(Figure record listings)

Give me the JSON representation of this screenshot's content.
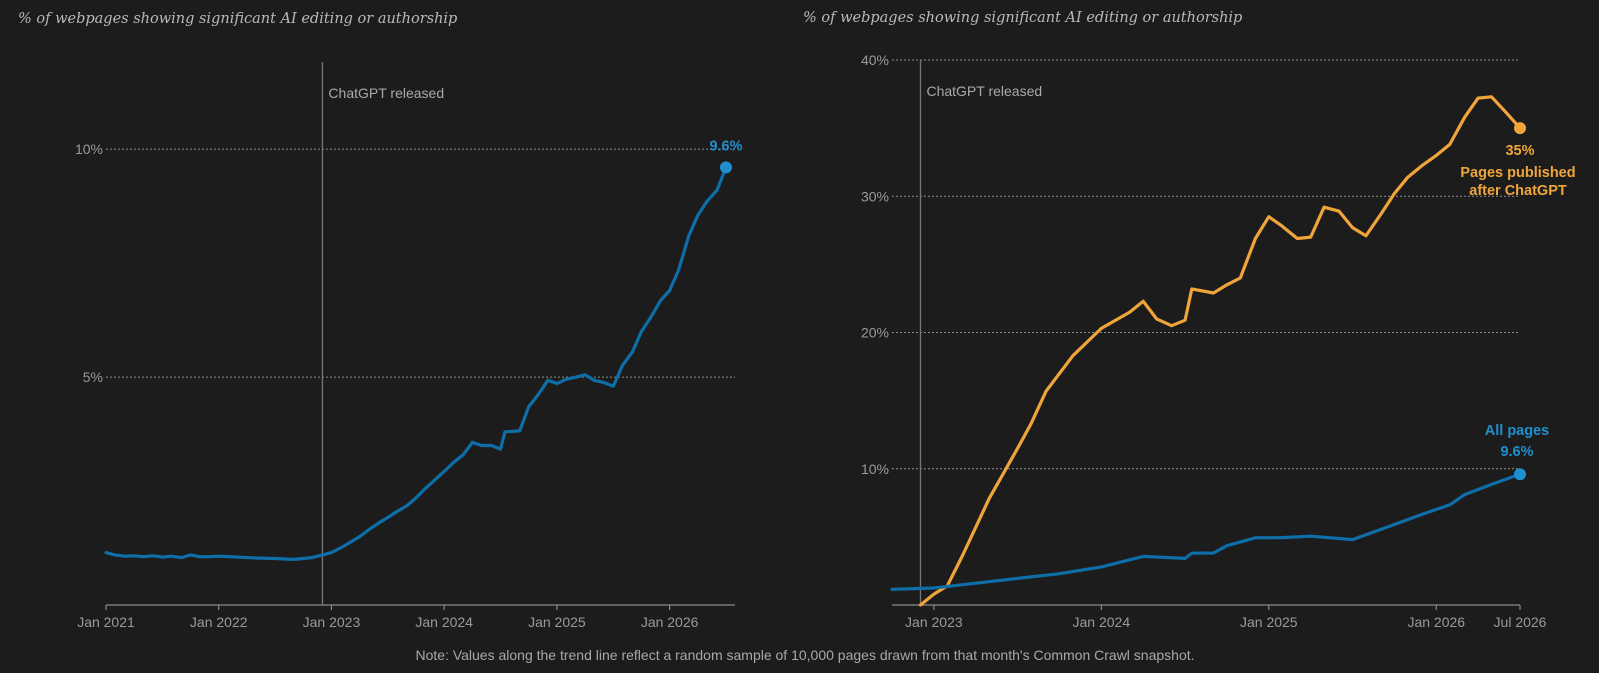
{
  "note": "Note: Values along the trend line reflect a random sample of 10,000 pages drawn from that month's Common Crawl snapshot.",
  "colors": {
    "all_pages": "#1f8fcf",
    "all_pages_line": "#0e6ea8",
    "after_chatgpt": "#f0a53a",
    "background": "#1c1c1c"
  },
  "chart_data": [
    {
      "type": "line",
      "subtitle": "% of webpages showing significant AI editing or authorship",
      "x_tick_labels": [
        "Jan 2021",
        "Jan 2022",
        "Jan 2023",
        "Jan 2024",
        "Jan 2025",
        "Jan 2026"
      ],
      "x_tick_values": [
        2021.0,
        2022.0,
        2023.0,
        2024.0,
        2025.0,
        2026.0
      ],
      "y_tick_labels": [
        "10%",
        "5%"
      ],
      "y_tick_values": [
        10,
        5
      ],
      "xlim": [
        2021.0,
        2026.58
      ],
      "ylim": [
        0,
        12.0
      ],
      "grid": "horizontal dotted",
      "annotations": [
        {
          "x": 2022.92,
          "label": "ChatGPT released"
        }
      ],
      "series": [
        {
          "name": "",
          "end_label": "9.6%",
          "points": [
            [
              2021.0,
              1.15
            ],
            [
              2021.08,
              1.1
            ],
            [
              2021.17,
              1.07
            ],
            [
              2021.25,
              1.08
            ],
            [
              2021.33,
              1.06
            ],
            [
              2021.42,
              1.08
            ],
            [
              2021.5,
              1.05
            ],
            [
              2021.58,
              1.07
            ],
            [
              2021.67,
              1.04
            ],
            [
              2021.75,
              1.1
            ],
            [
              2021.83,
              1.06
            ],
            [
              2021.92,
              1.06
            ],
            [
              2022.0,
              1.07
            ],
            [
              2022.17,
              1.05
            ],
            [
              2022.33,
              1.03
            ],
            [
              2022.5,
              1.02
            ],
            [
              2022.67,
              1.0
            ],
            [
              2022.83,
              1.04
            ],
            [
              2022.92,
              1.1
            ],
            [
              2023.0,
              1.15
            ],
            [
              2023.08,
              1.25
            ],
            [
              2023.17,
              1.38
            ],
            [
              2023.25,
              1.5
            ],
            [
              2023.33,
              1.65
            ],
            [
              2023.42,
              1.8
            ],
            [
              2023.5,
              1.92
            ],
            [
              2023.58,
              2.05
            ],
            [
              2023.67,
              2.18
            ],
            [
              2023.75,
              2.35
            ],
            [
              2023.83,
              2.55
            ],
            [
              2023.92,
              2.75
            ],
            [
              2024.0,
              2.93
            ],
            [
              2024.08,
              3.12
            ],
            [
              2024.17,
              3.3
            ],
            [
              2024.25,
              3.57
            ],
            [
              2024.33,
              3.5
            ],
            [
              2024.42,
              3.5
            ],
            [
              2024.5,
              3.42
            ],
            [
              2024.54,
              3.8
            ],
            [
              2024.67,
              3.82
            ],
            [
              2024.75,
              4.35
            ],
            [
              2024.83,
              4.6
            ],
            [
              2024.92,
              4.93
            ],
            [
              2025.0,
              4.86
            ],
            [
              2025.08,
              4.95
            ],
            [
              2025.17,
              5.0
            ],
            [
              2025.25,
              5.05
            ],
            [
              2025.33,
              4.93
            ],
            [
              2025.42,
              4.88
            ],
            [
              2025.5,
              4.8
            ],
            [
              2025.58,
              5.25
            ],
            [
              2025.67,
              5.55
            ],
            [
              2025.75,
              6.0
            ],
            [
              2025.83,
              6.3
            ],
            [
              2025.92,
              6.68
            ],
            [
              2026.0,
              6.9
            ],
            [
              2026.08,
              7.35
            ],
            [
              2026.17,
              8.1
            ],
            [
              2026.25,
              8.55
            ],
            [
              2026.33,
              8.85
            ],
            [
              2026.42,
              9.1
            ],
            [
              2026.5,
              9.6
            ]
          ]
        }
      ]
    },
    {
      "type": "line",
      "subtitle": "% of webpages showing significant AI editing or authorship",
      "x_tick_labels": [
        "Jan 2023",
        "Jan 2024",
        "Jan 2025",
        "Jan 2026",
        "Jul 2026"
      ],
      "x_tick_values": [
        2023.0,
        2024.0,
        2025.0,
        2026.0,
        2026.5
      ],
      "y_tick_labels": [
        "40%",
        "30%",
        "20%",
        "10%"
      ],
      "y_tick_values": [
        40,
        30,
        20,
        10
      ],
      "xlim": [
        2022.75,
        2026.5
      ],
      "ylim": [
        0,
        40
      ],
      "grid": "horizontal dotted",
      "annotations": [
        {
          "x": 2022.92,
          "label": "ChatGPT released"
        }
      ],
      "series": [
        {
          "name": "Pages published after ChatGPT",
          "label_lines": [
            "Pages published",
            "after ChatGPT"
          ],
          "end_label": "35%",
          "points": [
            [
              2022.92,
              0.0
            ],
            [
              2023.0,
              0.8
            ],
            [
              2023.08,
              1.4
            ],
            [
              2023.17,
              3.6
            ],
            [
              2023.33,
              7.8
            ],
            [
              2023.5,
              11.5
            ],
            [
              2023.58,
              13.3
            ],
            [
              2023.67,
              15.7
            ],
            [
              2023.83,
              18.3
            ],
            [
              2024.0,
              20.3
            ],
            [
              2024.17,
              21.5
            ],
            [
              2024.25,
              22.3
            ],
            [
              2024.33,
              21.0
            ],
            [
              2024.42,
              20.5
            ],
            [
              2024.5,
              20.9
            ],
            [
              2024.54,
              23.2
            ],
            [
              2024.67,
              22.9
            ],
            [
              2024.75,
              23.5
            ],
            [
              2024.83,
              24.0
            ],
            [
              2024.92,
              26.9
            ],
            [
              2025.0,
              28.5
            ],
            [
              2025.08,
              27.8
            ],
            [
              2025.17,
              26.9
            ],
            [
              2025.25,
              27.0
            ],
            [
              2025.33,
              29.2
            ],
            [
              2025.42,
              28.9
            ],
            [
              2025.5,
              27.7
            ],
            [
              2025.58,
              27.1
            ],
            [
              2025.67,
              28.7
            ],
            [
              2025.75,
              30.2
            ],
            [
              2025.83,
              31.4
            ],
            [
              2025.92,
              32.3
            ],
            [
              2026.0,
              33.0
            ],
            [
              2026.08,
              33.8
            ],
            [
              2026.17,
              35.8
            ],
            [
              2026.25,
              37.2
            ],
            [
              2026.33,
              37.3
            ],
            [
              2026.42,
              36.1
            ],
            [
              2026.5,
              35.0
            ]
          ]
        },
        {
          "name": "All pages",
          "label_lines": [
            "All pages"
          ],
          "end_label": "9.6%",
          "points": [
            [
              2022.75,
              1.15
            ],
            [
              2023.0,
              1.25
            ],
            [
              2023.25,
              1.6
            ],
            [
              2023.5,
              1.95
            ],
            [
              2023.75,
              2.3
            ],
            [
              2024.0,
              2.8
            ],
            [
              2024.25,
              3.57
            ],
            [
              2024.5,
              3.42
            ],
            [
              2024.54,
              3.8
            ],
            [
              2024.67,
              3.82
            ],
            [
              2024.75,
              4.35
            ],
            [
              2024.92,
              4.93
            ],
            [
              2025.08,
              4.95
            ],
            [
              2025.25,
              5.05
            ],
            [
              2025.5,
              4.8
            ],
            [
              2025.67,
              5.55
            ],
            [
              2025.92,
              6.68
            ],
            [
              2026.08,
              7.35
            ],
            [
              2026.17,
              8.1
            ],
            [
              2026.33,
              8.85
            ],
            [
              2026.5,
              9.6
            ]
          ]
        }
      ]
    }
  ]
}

---

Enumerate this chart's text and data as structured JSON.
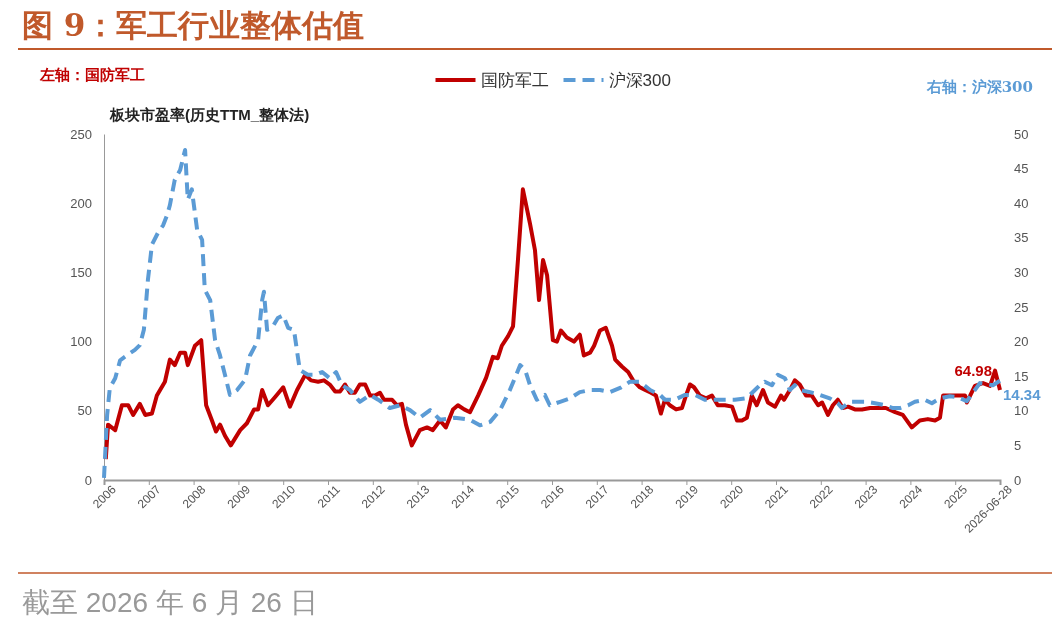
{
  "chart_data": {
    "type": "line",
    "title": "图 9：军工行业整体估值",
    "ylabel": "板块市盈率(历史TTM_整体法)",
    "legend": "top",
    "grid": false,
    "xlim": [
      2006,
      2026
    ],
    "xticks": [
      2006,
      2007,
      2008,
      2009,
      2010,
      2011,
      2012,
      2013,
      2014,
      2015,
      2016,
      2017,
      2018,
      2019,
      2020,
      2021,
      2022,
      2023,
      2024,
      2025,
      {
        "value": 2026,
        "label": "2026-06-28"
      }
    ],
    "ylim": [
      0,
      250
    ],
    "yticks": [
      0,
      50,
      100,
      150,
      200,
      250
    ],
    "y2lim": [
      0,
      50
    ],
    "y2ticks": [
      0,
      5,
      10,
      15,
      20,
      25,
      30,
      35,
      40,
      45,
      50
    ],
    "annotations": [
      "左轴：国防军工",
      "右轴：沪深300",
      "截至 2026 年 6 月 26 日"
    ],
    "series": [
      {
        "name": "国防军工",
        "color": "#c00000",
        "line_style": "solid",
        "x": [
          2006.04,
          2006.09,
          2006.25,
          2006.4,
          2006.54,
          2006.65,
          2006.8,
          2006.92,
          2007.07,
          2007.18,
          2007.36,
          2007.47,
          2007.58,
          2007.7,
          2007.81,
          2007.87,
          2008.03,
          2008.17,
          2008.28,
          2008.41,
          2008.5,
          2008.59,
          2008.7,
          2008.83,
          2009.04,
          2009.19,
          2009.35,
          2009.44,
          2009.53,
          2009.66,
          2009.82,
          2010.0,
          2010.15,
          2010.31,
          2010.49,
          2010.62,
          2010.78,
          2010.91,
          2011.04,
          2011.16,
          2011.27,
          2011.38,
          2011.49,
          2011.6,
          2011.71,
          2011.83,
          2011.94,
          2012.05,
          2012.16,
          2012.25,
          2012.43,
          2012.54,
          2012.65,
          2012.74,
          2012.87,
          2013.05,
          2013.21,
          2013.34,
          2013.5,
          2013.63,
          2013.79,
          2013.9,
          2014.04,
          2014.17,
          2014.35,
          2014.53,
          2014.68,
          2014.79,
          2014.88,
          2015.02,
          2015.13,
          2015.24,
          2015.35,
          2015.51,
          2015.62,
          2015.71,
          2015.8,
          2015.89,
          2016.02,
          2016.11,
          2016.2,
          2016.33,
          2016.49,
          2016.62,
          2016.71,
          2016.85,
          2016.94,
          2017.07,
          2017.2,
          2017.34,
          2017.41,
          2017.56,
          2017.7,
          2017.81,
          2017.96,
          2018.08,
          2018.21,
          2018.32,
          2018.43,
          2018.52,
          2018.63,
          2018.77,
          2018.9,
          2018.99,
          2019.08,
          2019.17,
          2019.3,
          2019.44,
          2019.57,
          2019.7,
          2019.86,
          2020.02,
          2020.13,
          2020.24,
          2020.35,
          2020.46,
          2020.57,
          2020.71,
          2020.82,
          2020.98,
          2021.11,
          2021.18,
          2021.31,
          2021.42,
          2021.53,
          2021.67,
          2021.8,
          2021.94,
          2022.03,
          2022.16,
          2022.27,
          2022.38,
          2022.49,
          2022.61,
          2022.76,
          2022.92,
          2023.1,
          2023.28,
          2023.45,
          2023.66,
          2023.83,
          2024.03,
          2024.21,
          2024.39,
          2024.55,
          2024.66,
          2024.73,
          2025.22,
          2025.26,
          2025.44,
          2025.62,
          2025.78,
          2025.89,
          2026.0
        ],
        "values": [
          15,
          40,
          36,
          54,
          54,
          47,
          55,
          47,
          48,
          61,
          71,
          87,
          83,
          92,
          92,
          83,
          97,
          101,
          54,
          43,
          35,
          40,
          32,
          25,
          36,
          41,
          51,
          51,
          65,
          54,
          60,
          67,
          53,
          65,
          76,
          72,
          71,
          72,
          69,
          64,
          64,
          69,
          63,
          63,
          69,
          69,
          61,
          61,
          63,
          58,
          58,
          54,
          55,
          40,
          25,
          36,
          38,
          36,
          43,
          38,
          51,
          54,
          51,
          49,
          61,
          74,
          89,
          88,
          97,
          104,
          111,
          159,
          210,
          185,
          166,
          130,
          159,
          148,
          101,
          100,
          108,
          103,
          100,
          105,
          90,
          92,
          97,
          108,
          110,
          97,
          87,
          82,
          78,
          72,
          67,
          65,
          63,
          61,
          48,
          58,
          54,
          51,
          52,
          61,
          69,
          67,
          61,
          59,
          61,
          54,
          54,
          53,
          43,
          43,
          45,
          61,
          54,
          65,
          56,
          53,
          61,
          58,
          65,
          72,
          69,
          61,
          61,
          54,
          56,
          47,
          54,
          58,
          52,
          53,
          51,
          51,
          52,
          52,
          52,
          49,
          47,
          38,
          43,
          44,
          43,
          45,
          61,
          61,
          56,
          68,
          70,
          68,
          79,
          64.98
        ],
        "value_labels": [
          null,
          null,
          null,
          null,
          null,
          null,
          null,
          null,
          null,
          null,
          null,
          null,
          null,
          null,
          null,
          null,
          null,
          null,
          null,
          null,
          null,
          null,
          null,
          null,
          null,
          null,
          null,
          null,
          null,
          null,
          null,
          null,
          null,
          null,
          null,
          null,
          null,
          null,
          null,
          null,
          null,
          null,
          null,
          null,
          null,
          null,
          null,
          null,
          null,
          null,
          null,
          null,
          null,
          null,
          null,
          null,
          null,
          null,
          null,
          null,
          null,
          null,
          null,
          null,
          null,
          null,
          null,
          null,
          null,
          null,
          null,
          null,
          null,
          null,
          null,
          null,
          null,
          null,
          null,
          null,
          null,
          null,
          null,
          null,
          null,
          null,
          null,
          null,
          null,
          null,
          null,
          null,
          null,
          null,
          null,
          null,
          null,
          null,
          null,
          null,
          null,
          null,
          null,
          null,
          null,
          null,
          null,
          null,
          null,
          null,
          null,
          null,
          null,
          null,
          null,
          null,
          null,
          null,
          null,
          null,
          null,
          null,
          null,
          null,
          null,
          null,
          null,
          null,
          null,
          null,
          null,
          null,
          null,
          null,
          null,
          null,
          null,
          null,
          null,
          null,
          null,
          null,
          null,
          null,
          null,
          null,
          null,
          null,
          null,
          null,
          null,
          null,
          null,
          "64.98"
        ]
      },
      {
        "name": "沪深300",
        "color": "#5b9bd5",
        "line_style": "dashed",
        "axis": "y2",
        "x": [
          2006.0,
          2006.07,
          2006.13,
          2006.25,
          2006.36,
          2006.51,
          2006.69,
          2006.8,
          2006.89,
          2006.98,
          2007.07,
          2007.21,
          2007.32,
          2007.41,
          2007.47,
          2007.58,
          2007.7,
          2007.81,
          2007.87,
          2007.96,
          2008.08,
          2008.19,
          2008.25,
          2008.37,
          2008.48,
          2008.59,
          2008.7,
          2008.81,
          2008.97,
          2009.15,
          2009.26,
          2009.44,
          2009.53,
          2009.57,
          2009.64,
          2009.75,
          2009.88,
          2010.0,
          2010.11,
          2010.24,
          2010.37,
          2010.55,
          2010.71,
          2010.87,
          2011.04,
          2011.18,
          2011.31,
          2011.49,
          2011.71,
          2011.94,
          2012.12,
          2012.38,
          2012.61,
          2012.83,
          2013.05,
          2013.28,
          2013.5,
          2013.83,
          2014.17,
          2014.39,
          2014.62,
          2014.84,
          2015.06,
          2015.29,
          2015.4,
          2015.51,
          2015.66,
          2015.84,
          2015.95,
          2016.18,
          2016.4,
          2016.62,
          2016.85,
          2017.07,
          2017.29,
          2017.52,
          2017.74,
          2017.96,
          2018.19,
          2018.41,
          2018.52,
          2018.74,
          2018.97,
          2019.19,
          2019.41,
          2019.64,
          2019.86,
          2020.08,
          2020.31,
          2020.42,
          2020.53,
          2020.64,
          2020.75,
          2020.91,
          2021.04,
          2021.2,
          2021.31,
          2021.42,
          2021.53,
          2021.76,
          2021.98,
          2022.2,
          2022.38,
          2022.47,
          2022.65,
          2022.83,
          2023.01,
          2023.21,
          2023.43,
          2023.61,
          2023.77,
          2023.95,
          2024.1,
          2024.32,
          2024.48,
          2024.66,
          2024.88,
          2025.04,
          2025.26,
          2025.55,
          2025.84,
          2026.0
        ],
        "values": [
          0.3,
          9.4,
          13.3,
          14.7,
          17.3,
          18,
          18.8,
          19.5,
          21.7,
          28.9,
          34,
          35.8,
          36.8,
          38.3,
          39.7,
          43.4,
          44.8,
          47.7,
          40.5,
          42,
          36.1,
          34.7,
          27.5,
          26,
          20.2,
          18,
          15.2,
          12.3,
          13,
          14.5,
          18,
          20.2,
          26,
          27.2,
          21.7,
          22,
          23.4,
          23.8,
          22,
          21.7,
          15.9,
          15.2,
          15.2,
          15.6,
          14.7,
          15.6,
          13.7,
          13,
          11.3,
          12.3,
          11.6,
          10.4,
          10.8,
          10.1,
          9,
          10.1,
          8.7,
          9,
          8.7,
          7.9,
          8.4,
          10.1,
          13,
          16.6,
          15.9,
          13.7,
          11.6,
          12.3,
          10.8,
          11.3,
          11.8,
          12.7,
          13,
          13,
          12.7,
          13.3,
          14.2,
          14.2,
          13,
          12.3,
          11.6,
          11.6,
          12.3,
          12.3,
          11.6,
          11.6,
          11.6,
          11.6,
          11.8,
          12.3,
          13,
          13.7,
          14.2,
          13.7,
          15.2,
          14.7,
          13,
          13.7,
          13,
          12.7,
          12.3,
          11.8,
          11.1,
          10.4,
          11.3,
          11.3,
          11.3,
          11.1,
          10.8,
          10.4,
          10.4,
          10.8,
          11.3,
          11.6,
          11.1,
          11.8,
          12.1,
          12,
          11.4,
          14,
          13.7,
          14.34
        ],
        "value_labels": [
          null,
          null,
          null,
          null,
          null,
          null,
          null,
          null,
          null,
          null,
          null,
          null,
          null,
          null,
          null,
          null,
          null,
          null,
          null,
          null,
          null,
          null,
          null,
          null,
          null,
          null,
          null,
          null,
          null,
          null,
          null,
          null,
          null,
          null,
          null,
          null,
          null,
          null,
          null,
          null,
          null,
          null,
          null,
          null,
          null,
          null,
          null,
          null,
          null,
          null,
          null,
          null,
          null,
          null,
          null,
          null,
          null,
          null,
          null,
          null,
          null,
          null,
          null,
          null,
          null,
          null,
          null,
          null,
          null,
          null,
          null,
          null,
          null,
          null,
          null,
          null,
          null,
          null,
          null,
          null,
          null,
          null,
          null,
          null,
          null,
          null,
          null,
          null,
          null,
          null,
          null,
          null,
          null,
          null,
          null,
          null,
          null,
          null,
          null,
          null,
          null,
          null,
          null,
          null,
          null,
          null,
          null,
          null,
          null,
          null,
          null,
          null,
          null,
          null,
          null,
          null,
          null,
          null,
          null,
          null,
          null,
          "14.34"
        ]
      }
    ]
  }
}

> _WHAT TO DO_:
In the records above, how many lines include "published"? Give that number and nothing more.

> _RESPONSE TO THE TASK_:
2